• PROBLEM
Copy the lines of the listing below verbatim, starting at the line containing "hm-marker xyxy=(794,193,810,217)" and ending after the line containing "x-tick-label: 1 xyxy=(333,836,345,858)".

Annotated element listings
★ ★ ★ ★ ★ ★ ★

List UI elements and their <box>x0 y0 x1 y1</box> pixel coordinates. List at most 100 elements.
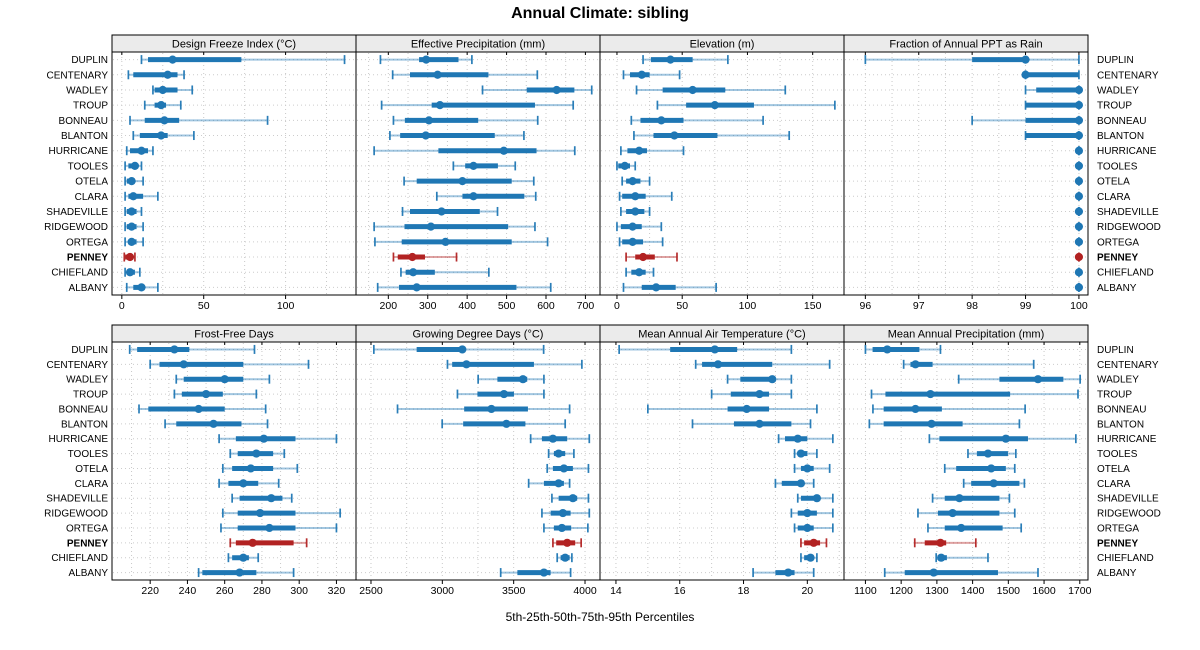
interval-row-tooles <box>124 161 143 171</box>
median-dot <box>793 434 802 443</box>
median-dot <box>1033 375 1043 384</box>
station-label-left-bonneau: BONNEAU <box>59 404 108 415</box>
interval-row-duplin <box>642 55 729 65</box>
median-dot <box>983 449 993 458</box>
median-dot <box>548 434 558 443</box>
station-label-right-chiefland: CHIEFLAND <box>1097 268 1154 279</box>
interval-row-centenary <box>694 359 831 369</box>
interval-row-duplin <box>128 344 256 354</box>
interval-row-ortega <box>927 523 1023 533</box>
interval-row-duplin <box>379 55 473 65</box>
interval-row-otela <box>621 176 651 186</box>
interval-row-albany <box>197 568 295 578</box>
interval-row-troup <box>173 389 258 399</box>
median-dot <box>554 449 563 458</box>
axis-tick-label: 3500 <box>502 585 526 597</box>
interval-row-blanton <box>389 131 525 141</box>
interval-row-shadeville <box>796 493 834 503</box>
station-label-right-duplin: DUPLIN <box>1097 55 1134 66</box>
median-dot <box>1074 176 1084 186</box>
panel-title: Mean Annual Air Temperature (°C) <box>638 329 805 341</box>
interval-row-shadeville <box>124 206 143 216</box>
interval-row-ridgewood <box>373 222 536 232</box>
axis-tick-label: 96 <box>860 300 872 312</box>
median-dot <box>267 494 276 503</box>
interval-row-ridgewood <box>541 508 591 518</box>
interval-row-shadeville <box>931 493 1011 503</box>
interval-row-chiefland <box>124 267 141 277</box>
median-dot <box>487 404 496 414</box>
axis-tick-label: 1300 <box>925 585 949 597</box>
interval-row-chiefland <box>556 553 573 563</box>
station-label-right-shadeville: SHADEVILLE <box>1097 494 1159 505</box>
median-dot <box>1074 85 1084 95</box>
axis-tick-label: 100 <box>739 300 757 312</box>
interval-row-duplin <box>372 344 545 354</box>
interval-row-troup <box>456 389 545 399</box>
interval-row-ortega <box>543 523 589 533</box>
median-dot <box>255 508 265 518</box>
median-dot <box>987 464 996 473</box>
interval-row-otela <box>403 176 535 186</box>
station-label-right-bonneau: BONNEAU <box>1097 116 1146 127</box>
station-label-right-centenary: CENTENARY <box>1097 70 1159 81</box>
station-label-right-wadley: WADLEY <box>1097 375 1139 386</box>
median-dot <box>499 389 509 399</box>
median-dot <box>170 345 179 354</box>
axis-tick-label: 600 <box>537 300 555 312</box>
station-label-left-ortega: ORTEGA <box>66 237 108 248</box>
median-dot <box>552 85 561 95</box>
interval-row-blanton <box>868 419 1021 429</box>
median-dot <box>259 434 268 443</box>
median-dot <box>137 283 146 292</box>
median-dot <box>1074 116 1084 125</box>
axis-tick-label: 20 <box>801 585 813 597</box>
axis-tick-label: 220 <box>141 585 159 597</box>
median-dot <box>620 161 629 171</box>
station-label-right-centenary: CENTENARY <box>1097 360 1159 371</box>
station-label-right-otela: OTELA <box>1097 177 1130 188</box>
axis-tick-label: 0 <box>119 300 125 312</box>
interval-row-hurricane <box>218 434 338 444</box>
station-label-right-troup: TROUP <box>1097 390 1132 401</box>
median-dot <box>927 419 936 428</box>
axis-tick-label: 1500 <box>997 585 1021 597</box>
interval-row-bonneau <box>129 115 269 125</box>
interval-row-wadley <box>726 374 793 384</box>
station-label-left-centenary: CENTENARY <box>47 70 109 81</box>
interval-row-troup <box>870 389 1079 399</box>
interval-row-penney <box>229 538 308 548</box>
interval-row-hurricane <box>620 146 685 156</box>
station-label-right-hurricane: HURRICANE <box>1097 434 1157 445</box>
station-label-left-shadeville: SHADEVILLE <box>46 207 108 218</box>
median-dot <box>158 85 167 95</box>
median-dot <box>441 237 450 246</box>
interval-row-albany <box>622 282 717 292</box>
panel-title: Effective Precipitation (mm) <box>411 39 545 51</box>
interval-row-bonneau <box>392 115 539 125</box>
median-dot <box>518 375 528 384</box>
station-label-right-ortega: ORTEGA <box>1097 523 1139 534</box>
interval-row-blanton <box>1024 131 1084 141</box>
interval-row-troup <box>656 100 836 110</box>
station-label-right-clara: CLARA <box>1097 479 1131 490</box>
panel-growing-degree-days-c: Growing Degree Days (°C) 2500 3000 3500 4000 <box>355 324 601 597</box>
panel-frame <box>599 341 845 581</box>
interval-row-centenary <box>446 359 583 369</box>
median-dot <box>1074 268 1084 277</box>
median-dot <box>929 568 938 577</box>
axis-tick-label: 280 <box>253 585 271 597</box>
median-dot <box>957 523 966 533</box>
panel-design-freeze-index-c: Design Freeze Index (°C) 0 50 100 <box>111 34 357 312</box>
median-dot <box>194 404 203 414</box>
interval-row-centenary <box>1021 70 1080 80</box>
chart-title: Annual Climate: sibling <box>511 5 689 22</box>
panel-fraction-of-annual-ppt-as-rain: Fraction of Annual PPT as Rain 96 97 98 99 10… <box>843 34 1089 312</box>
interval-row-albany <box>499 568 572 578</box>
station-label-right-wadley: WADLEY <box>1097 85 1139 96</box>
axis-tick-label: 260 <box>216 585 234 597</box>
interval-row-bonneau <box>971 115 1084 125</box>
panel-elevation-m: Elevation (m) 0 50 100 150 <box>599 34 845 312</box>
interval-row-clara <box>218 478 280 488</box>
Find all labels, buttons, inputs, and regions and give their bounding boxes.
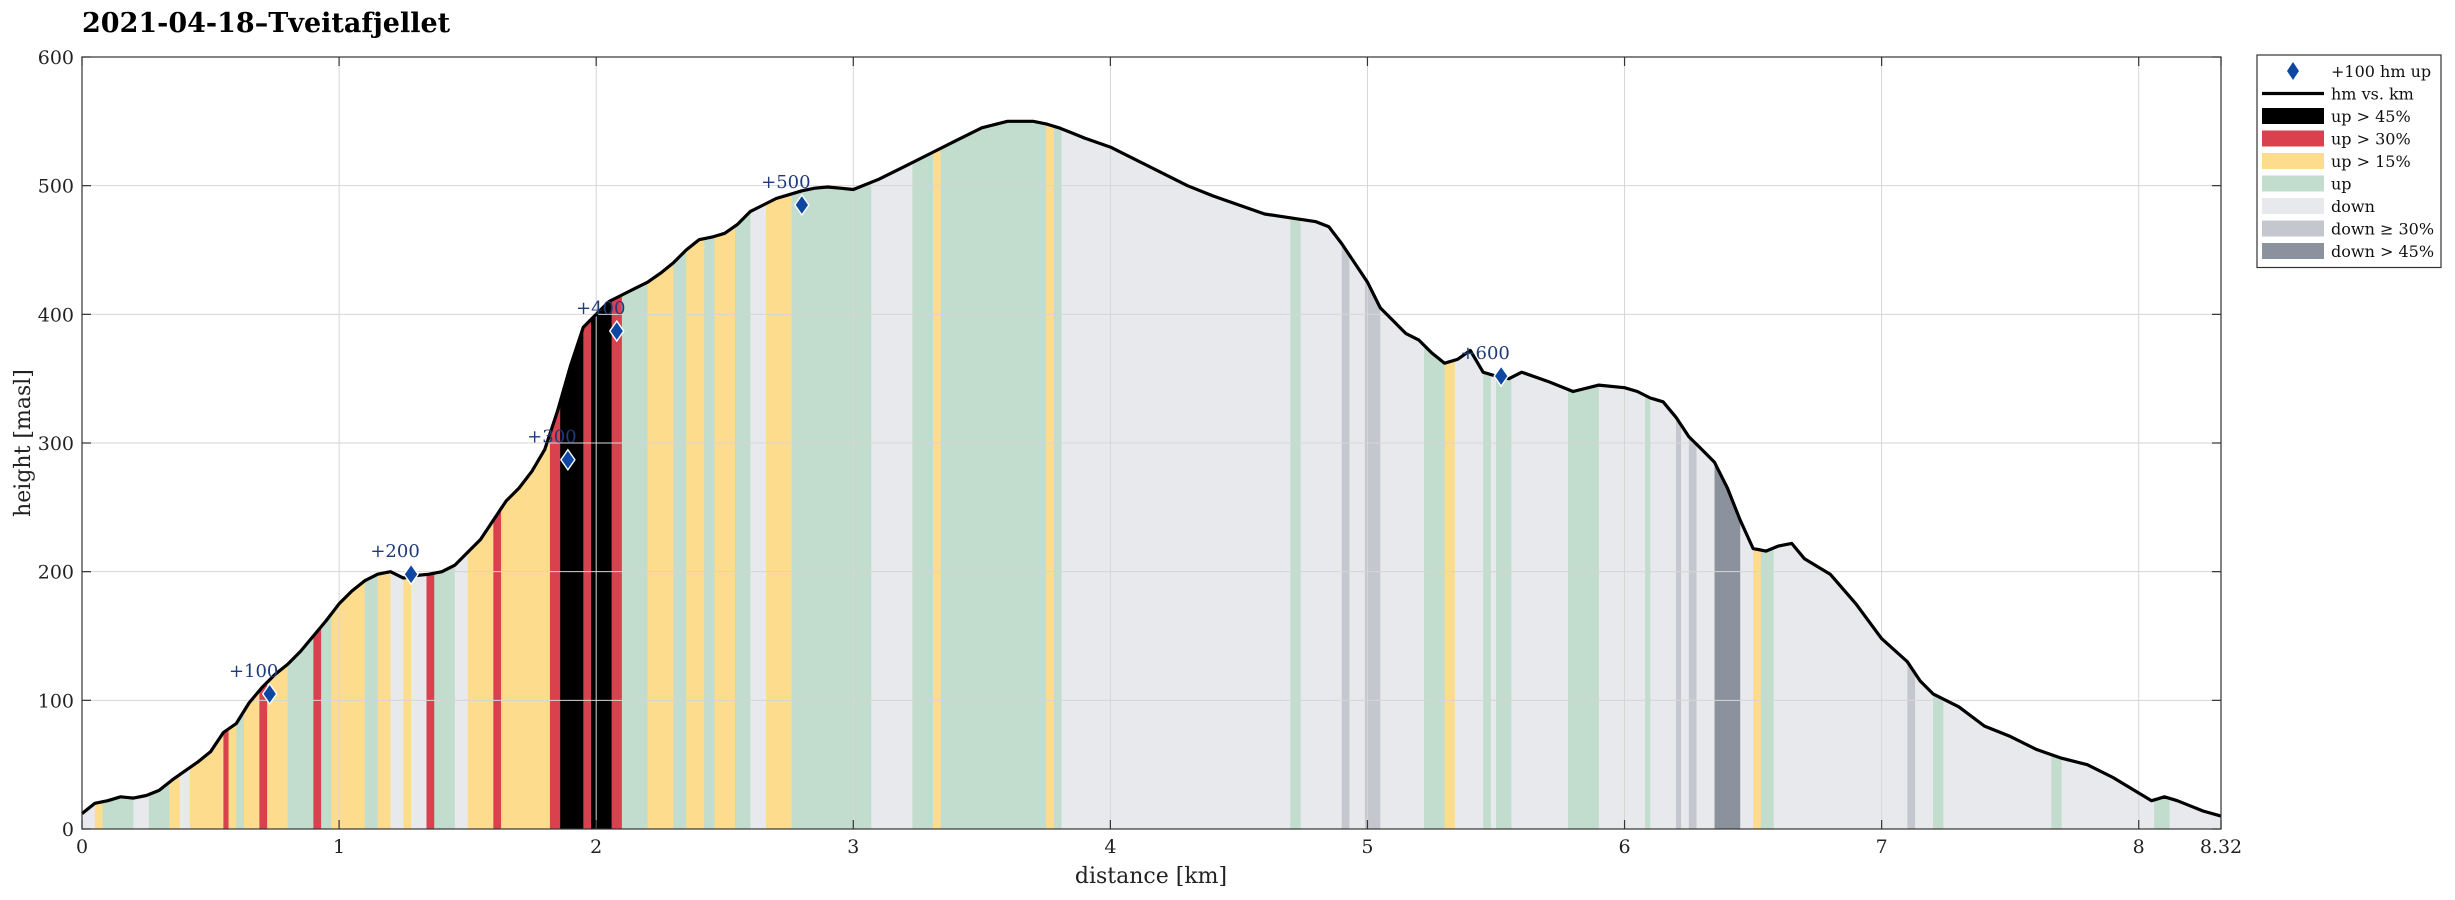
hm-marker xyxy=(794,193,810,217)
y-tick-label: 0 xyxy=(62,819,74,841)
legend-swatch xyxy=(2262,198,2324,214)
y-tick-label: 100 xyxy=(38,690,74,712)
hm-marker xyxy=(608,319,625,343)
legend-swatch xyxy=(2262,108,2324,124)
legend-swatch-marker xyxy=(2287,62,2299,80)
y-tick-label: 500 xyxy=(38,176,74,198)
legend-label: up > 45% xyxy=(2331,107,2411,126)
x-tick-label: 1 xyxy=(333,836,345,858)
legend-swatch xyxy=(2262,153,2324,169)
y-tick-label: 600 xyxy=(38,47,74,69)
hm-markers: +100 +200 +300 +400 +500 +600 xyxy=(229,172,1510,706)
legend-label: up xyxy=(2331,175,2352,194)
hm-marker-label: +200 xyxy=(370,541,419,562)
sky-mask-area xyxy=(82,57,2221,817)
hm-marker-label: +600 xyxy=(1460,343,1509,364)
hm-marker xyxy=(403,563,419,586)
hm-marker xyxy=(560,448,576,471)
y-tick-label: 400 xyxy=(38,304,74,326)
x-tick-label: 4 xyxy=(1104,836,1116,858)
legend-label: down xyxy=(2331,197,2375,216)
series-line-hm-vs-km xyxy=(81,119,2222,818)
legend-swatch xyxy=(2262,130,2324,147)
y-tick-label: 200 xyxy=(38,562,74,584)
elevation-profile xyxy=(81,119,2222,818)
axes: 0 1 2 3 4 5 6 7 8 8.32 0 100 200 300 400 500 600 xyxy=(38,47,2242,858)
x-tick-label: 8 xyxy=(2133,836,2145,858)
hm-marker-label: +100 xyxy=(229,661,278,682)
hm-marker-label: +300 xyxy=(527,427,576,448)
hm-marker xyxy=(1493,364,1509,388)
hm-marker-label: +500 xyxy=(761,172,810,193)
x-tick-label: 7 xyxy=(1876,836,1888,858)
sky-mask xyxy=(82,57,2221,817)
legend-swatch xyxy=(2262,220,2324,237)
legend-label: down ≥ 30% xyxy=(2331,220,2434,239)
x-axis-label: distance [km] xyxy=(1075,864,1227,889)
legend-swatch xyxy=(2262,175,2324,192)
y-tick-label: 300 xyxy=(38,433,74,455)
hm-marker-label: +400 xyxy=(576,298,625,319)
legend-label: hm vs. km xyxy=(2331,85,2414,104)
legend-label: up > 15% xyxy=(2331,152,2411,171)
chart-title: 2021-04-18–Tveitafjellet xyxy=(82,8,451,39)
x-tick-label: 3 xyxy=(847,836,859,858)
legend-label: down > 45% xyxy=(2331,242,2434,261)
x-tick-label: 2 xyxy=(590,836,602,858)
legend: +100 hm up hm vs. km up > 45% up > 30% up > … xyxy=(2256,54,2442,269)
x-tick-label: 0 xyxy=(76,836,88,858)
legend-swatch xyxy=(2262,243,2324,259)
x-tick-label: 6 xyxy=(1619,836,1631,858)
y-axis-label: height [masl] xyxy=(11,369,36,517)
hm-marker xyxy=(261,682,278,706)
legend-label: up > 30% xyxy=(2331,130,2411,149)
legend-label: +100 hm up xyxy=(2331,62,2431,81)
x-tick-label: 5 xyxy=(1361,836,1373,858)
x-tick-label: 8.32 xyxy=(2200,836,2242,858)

★ ★ ★ ★ ★ ★ ★

• RESPONSE BELOW
hm-marker xyxy=(794,193,810,217)
y-tick-label: 0 xyxy=(62,819,74,841)
legend-swatch xyxy=(2262,198,2324,214)
y-tick-label: 100 xyxy=(38,690,74,712)
hm-marker xyxy=(608,319,625,343)
legend-swatch xyxy=(2262,108,2324,124)
legend-swatch-marker xyxy=(2287,62,2299,80)
y-tick-label: 500 xyxy=(38,176,74,198)
legend-label: up > 45% xyxy=(2331,107,2411,126)
x-tick-label: 1 xyxy=(333,836,345,858)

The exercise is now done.